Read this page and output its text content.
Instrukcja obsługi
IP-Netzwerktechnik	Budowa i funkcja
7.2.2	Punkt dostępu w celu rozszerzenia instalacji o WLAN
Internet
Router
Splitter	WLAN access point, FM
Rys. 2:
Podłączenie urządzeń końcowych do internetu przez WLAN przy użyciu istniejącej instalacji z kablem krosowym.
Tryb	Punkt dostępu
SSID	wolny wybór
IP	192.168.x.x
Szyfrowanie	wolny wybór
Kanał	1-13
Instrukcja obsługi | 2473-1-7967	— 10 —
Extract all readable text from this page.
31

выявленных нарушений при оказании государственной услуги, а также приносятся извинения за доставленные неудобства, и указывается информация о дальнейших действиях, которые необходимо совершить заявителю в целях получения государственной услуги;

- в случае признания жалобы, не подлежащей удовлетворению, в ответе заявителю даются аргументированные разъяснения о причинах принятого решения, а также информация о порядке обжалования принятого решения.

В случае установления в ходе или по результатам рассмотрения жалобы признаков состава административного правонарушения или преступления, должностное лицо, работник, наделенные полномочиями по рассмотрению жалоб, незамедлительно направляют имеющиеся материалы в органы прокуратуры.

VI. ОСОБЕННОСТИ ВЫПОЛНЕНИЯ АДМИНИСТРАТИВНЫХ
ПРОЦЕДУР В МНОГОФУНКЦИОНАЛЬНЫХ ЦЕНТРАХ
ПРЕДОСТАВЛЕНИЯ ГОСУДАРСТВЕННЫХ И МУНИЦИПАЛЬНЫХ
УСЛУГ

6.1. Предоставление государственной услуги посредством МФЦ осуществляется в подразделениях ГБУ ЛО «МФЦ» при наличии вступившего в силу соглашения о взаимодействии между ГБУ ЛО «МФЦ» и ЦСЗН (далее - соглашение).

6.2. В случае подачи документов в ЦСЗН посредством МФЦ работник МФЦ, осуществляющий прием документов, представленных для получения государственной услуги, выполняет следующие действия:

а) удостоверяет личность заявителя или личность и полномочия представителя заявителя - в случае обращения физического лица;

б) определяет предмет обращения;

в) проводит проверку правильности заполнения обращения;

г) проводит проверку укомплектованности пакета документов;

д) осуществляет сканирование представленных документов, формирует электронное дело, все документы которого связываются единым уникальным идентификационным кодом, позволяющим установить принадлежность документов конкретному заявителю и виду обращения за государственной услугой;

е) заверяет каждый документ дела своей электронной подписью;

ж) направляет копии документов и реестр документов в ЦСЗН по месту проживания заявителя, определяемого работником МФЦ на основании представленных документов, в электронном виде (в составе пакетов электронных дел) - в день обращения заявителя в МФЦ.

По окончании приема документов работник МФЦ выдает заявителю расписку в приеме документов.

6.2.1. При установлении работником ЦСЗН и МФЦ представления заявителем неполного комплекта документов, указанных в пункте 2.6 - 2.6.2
══════════════════════════════
→ REQUIREMENT
Search the data above for the word "instalacji", then gather each line in which it appears.

→ SOLUTION
7.2.2	Punkt dostępu w celu rozszerzenia instalacji o WLAN
Podłączenie urządzeń końcowych do internetu przez WLAN przy użyciu istniejącej instalacji z kablem krosowym.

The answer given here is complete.